◆ Saved data entries:

◆ ◆ ◆ ◆ ◆

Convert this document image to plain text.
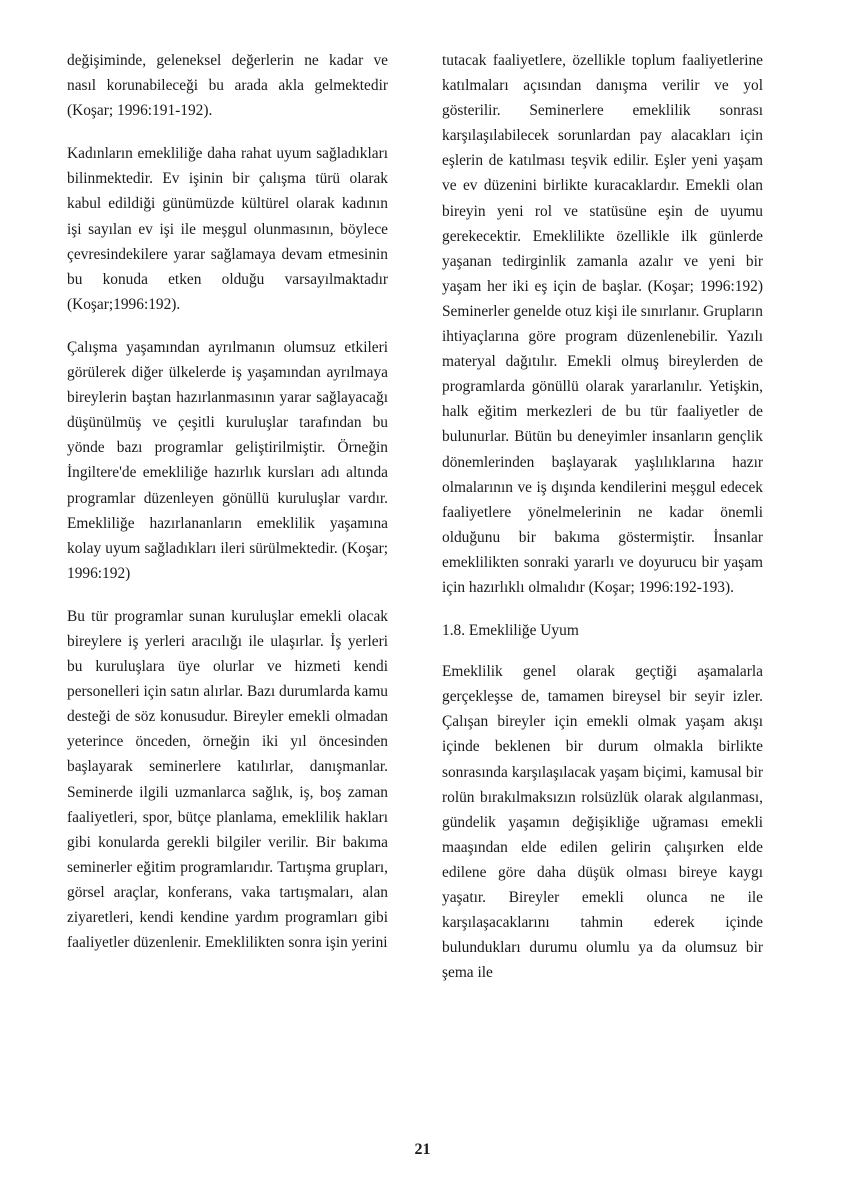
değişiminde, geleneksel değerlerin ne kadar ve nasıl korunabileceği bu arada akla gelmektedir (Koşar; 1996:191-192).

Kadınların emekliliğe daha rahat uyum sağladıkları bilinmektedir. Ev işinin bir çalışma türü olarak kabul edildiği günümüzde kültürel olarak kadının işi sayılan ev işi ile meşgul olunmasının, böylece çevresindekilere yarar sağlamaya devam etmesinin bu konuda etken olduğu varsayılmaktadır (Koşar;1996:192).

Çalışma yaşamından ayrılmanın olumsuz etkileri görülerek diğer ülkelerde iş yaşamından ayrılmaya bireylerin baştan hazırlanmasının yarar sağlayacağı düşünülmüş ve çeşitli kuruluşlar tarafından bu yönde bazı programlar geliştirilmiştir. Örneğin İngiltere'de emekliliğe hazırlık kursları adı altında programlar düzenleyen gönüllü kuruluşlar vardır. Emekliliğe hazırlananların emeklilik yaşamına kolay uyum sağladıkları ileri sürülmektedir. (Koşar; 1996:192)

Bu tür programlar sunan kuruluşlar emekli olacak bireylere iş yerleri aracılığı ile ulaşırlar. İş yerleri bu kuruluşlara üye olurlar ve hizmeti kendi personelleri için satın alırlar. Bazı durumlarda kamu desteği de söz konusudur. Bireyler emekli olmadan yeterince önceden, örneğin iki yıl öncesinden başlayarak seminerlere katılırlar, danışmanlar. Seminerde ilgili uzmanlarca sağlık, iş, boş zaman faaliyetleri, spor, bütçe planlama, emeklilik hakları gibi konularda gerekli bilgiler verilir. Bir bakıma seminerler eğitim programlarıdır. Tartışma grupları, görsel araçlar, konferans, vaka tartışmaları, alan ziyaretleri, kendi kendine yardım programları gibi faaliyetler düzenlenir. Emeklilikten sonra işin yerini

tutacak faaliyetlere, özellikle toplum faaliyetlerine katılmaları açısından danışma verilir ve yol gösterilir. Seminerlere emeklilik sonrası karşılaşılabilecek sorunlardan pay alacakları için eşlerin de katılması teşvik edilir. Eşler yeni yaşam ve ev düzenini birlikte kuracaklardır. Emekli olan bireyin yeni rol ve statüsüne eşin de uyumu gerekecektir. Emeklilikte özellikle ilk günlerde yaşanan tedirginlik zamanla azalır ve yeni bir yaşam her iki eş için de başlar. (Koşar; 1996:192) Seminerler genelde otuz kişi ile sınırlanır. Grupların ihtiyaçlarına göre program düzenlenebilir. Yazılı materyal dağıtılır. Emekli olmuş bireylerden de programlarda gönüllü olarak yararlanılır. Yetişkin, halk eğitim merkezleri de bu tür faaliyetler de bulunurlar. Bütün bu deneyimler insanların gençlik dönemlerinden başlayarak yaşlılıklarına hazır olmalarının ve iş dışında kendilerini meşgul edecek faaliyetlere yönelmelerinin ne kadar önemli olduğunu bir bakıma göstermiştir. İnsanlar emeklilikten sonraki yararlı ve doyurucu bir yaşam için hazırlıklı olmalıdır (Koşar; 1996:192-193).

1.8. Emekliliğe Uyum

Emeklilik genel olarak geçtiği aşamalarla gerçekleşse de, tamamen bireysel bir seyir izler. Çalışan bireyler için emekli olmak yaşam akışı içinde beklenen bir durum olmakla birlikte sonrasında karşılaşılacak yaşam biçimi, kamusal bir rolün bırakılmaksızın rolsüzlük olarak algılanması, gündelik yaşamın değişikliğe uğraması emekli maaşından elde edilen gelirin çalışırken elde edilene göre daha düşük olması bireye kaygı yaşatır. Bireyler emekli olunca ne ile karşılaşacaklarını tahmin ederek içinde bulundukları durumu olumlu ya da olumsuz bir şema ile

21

◆ ◆ ◆ ◆ ◆

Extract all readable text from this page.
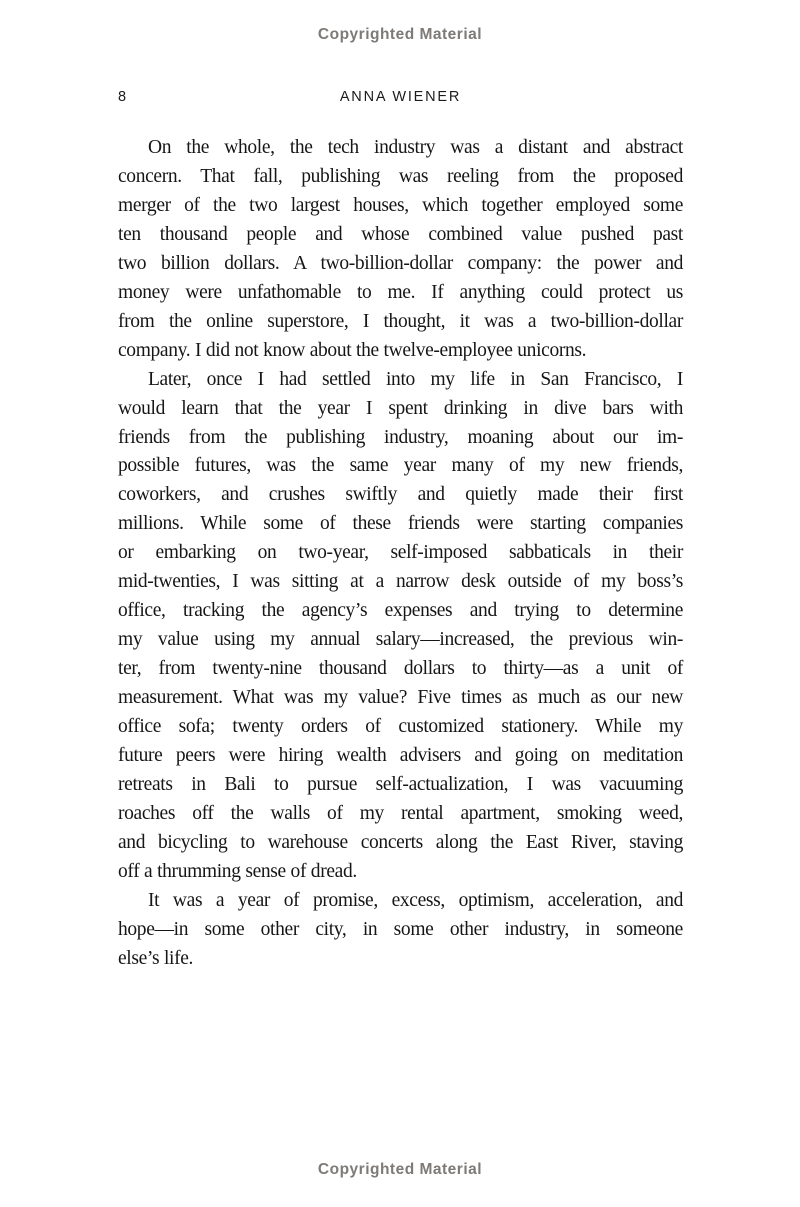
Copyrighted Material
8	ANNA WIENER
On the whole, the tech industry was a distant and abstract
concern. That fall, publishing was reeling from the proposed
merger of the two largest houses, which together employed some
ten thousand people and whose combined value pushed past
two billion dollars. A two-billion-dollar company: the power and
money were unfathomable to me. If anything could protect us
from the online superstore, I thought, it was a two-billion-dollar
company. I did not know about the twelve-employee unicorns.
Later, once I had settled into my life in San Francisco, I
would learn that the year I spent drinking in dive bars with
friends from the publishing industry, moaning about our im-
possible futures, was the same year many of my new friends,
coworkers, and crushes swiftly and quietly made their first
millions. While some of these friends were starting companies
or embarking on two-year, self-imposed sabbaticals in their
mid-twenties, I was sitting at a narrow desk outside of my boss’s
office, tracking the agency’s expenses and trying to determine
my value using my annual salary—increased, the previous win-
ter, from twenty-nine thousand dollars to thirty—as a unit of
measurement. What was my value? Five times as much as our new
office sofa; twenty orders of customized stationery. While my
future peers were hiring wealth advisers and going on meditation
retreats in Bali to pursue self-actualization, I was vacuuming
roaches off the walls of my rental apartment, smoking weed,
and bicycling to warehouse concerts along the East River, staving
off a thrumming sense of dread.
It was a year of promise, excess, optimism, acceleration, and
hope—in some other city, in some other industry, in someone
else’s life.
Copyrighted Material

◆ ◆ ◆ ◆ ◆

◆ WHAT THE TASK REQUIRES:
Collect the lines of the data that carry the word "value".

◆ CORRECT OUTPUT:
ten thousand people and whose combined value pushed past
my value using my annual salary—increased, the previous win-
measurement. What was my value? Five times as much as our new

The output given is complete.